* [WHAT THE TASK ASKS] Reproduce the data that follows in its entirety, character for character.

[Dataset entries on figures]
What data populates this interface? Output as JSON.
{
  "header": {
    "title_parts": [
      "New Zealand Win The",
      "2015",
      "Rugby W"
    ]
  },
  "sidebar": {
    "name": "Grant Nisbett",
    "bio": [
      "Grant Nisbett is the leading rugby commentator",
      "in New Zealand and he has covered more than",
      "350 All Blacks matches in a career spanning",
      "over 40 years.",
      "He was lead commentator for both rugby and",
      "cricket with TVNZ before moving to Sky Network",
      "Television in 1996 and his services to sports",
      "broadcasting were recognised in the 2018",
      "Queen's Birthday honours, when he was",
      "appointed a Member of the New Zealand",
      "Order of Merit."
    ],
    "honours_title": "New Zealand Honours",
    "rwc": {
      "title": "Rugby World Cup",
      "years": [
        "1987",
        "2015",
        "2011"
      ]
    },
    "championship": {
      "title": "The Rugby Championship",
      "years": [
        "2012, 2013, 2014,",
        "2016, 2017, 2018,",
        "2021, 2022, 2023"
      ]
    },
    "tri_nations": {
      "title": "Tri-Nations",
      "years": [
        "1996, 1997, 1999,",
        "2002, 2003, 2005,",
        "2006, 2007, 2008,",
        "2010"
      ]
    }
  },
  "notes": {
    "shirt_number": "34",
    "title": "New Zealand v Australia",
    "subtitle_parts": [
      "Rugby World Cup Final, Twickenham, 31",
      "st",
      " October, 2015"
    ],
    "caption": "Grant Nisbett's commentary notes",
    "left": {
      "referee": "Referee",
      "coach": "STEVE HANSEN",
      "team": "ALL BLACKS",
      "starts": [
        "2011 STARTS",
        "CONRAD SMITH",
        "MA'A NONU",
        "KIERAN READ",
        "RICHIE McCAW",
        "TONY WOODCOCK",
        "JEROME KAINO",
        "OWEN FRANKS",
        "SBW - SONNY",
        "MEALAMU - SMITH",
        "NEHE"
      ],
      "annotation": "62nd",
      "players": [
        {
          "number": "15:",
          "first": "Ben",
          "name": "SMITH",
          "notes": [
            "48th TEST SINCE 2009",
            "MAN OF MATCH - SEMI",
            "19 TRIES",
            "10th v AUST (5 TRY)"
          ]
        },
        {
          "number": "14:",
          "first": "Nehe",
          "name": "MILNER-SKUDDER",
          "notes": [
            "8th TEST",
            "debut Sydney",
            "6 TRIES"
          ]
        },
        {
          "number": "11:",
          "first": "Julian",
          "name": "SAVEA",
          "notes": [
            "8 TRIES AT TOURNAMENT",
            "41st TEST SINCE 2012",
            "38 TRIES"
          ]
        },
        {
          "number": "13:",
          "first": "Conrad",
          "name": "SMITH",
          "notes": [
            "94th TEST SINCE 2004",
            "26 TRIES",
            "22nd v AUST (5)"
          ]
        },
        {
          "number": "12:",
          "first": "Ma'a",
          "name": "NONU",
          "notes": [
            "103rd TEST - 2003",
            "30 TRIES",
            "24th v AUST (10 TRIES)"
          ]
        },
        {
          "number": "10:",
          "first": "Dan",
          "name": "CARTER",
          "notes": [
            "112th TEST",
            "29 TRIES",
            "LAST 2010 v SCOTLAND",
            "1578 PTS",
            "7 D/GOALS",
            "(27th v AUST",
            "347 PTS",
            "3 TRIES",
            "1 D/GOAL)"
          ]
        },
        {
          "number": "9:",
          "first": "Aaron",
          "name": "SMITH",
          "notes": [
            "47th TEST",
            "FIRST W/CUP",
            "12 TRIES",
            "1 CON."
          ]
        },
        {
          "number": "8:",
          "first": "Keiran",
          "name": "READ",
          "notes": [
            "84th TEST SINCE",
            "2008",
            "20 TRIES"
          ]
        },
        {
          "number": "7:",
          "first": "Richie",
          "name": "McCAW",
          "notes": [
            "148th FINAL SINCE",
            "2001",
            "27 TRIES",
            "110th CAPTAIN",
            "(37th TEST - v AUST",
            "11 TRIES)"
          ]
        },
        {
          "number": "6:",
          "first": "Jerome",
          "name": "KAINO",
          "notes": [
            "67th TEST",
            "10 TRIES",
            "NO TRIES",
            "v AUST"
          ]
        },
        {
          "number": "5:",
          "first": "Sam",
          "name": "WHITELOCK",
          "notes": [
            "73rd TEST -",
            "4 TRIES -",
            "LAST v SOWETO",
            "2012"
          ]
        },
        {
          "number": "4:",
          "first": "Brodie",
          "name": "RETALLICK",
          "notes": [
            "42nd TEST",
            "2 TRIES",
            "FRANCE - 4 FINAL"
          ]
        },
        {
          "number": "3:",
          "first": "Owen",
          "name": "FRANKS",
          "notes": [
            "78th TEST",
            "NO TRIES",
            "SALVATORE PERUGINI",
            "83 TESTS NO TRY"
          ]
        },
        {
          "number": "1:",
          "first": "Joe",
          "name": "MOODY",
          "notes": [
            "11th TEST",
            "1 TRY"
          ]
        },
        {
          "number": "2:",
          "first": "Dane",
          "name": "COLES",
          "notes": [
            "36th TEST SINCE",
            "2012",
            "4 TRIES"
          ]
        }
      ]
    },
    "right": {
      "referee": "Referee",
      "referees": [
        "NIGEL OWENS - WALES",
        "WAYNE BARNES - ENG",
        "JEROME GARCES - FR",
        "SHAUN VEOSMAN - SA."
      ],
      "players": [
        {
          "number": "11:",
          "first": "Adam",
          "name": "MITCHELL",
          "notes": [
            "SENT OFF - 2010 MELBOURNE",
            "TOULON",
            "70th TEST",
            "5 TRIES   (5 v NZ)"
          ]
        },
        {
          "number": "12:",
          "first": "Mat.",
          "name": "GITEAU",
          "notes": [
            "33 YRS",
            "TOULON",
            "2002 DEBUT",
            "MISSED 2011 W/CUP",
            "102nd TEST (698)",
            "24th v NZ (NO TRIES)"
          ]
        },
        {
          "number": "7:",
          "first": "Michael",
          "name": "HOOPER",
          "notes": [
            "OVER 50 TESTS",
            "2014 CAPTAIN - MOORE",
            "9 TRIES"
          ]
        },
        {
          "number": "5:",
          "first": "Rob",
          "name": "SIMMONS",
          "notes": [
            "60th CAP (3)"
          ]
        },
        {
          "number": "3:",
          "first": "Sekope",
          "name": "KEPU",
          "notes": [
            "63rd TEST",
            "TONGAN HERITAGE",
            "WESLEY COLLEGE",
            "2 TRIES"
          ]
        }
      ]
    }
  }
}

* [SOLUTION TO THE EXERCISE]
What data populates this interface? Output as JSON.
{
  "header": {
    "title_parts": [
      "New Zealand Win The",
      "2015",
      "Rugby W"
    ]
  },
  "sidebar": {
    "name": "Grant Nisbett",
    "bio": [
      "Grant Nisbett is the leading rugby commentator",
      "in New Zealand and he has covered more than",
      "350 All Blacks matches in a career spanning",
      "over 40 years.",
      "He was lead commentator for both rugby and",
      "cricket with TVNZ before moving to Sky Network",
      "Television in 1996 and his services to sports",
      "broadcasting were recognised in the 2018",
      "Queen's Birthday honours, when he was",
      "appointed a Member of the New Zealand",
      "Order of Merit."
    ],
    "honours_title": "New Zealand Honours",
    "rwc": {
      "title": "Rugby World Cup",
      "years": [
        "1987",
        "2015",
        "2011"
      ]
    },
    "championship": {
      "title": "The Rugby Championship",
      "years": [
        "2012, 2013, 2014,",
        "2016, 2017, 2018,",
        "2021, 2022, 2023"
      ]
    },
    "tri_nations": {
      "title": "Tri-Nations",
      "years": [
        "1996, 1997, 1999,",
        "2002, 2003, 2005,",
        "2006, 2007, 2008,",
        "2010"
      ]
    }
  },
  "notes": {
    "shirt_number": "34",
    "title": "New Zealand v Australia",
    "subtitle_parts": [
      "Rugby World Cup Final, Twickenham, 31",
      "st",
      " October, 2015"
    ],
    "caption": "Grant Nisbett's commentary notes",
    "left": {
      "referee": "Referee",
      "coach": "STEVE HANSEN",
      "team": "ALL BLACKS",
      "starts": [
        "2011 STARTS",
        "CONRAD SMITH",
        "MA'A NONU",
        "KIERAN READ",
        "RICHIE McCAW",
        "TONY WOODCOCK",
        "JEROME KAINO",
        "OWEN FRANKS",
        "SBW - SONNY",
        "MEALAMU - SMITH",
        "NEHE"
      ],
      "annotation": "62nd",
      "players": [
        {
          "number": "15:",
          "first": "Ben",
          "name": "SMITH",
          "notes": [
            "48th TEST SINCE 2009",
            "MAN OF MATCH - SEMI",
            "19 TRIES",
            "10th v AUST (5 TRY)"
          ]
        },
        {
          "number": "14:",
          "first": "Nehe",
          "name": "MILNER-SKUDDER",
          "notes": [
            "8th TEST",
            "debut Sydney",
            "6 TRIES"
          ]
        },
        {
          "number": "11:",
          "first": "Julian",
          "name": "SAVEA",
          "notes": [
            "8 TRIES AT TOURNAMENT",
            "41st TEST SINCE 2012",
            "38 TRIES"
          ]
        },
        {
          "number": "13:",
          "first": "Conrad",
          "name": "SMITH",
          "notes": [
            "94th TEST SINCE 2004",
            "26 TRIES",
            "22nd v AUST (5)"
          ]
        },
        {
          "number": "12:",
          "first": "Ma'a",
          "name": "NONU",
          "notes": [
            "103rd TEST - 2003",
            "30 TRIES",
            "24th v AUST (10 TRIES)"
          ]
        },
        {
          "number": "10:",
          "first": "Dan",
          "name": "CARTER",
          "notes": [
            "112th TEST",
            "29 TRIES",
            "LAST 2010 v SCOTLAND",
            "1578 PTS",
            "7 D/GOALS",
            "(27th v AUST",
            "347 PTS",
            "3 TRIES",
            "1 D/GOAL)"
          ]
        },
        {
          "number": "9:",
          "first": "Aaron",
          "name": "SMITH",
          "notes": [
            "47th TEST",
            "FIRST W/CUP",
            "12 TRIES",
            "1 CON."
          ]
        },
        {
          "number": "8:",
          "first": "Keiran",
          "name": "READ",
          "notes": [
            "84th TEST SINCE",
            "2008",
            "20 TRIES"
          ]
        },
        {
          "number": "7:",
          "first": "Richie",
          "name": "McCAW",
          "notes": [
            "148th FINAL SINCE",
            "2001",
            "27 TRIES",
            "110th CAPTAIN",
            "(37th TEST - v AUST",
            "11 TRIES)"
          ]
        },
        {
          "number": "6:",
          "first": "Jerome",
          "name": "KAINO",
          "notes": [
            "67th TEST",
            "10 TRIES",
            "NO TRIES",
            "v AUST"
          ]
        },
        {
          "number": "5:",
          "first": "Sam",
          "name": "WHITELOCK",
          "notes": [
            "73rd TEST -",
            "4 TRIES -",
            "LAST v SOWETO",
            "2012"
          ]
        },
        {
          "number": "4:",
          "first": "Brodie",
          "name": "RETALLICK",
          "notes": [
            "42nd TEST",
            "2 TRIES",
            "FRANCE - 4 FINAL"
          ]
        },
        {
          "number": "3:",
          "first": "Owen",
          "name": "FRANKS",
          "notes": [
            "78th TEST",
            "NO TRIES",
            "SALVATORE PERUGINI",
            "83 TESTS NO TRY"
          ]
        },
        {
          "number": "1:",
          "first": "Joe",
          "name": "MOODY",
          "notes": [
            "11th TEST",
            "1 TRY"
          ]
        },
        {
          "number": "2:",
          "first": "Dane",
          "name": "COLES",
          "notes": [
            "36th TEST SINCE",
            "2012",
            "4 TRIES"
          ]
        }
      ]
    },
    "right": {
      "referee": "Referee",
      "referees": [
        "NIGEL OWENS - WALES",
        "WAYNE BARNES - ENG",
        "JEROME GARCES - FR",
        "SHAUN VEOSMAN - SA."
      ],
      "players": [
        {
          "number": "11:",
          "first": "Adam",
          "name": "MITCHELL",
          "notes": [
            "SENT OFF - 2010 MELBOURNE",
            "TOULON",
            "70th TEST",
            "5 TRIES   (5 v NZ)"
          ]
        },
        {
          "number": "12:",
          "first": "Mat.",
          "name": "GITEAU",
          "notes": [
            "33 YRS",
            "TOULON",
            "2002 DEBUT",
            "MISSED 2011 W/CUP",
            "102nd TEST (698)",
            "24th v NZ (NO TRIES)"
          ]
        },
        {
          "number": "7:",
          "first": "Michael",
          "name": "HOOPER",
          "notes": [
            "OVER 50 TESTS",
            "2014 CAPTAIN - MOORE",
            "9 TRIES"
          ]
        },
        {
          "number": "5:",
          "first": "Rob",
          "name": "SIMMONS",
          "notes": [
            "60th CAP (3)"
          ]
        },
        {
          "number": "3:",
          "first": "Sekope",
          "name": "KEPU",
          "notes": [
            "63rd TEST",
            "TONGAN HERITAGE",
            "WESLEY COLLEGE",
            "2 TRIES"
          ]
        }
      ]
    }
  }
}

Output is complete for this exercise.